▸ OBJECTIVE:
Out of the lines in this data, how many include "カテゴリを選択"? Give the number and nothing else.

-------- SUPPLIED MATERIAL --------

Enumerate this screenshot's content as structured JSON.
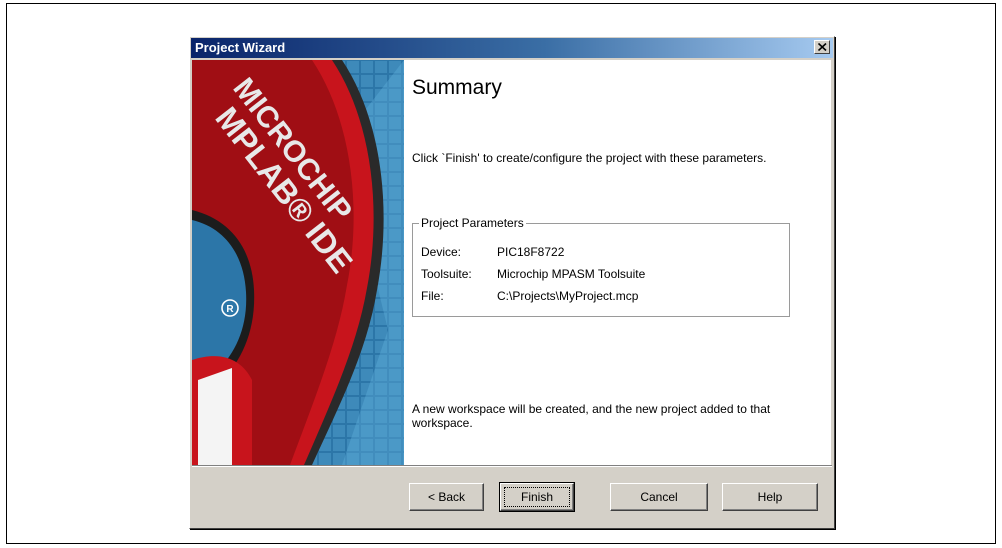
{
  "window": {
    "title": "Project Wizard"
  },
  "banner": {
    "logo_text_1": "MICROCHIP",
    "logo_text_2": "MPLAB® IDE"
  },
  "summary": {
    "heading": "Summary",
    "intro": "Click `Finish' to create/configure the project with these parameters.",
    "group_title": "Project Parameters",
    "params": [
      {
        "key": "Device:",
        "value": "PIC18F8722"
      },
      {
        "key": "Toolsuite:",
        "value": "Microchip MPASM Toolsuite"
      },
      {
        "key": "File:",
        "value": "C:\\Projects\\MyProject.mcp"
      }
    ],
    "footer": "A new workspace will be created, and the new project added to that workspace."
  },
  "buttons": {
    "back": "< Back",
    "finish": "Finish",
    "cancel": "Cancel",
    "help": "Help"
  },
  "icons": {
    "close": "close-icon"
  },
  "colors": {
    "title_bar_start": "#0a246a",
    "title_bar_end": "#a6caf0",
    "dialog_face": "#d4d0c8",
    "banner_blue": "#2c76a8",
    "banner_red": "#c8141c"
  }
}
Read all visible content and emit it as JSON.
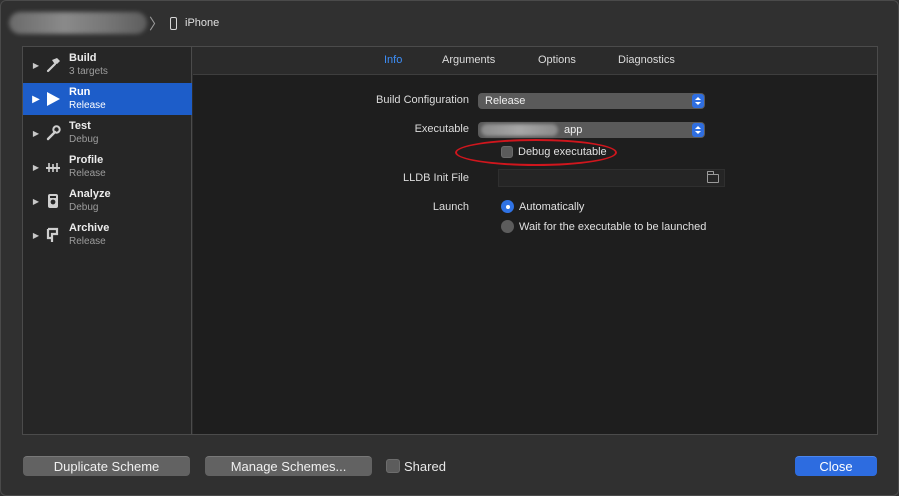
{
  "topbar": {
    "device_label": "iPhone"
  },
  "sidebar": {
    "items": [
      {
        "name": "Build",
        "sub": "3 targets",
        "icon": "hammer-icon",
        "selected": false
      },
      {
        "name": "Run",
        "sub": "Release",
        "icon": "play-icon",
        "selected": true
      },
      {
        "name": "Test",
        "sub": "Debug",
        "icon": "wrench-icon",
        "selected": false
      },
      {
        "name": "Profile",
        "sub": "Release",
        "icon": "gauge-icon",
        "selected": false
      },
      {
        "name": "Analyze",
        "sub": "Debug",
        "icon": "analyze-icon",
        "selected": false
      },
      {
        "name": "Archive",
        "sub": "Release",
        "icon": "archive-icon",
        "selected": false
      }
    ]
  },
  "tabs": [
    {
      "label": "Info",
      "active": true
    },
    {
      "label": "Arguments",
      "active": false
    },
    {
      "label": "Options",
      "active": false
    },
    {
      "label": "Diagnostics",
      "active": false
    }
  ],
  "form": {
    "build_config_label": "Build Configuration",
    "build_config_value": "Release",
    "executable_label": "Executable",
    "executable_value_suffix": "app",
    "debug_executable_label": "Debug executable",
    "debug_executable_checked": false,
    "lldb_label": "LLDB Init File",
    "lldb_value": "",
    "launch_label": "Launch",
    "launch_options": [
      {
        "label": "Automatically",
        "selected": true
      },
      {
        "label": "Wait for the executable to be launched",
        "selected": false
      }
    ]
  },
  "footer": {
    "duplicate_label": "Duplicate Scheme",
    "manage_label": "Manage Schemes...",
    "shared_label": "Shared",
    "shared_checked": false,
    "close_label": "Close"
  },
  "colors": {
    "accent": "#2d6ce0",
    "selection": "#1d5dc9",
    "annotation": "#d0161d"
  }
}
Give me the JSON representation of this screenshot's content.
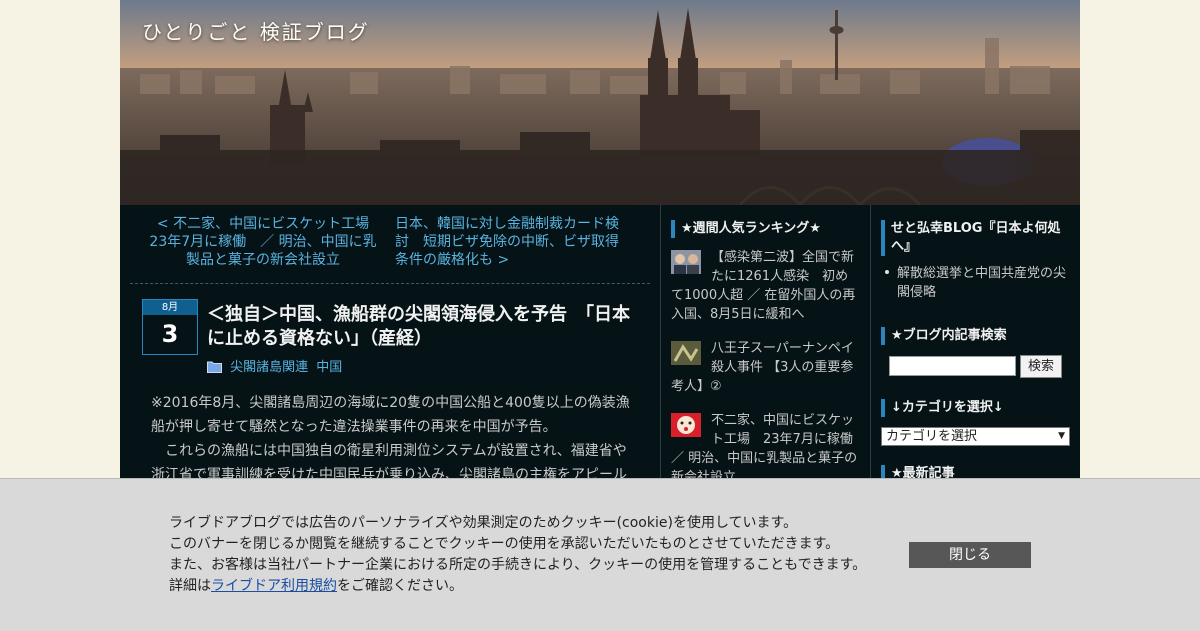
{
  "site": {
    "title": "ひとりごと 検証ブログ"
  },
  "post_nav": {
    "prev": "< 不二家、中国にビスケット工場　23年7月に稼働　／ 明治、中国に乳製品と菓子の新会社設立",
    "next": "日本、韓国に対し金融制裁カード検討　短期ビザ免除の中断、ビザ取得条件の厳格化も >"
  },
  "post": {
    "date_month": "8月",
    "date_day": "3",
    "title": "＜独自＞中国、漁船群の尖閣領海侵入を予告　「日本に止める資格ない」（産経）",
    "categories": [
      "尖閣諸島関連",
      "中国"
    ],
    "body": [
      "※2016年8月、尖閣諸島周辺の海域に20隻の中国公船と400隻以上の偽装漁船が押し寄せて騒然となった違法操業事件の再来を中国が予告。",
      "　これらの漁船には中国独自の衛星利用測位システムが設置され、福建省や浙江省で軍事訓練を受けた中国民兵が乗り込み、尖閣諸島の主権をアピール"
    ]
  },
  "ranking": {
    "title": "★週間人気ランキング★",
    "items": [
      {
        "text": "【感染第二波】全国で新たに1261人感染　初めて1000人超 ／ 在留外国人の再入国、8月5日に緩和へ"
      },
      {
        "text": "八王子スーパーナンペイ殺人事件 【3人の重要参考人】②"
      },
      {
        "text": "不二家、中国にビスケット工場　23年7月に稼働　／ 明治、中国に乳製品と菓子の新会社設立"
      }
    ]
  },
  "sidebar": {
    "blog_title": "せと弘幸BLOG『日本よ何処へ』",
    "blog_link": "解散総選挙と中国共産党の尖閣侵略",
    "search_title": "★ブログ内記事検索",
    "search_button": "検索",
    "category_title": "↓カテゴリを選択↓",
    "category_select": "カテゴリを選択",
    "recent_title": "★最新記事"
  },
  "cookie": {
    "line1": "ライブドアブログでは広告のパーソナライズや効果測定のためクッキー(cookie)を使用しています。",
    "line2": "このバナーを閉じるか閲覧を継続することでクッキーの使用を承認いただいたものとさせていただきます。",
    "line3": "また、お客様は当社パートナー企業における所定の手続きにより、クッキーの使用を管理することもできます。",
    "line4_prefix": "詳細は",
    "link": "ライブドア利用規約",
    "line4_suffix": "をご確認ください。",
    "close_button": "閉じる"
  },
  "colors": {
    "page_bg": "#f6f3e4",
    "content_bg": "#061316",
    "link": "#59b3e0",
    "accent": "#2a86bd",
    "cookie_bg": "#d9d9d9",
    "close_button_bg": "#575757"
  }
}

--------

▸ EXERCISE ANSWER:
2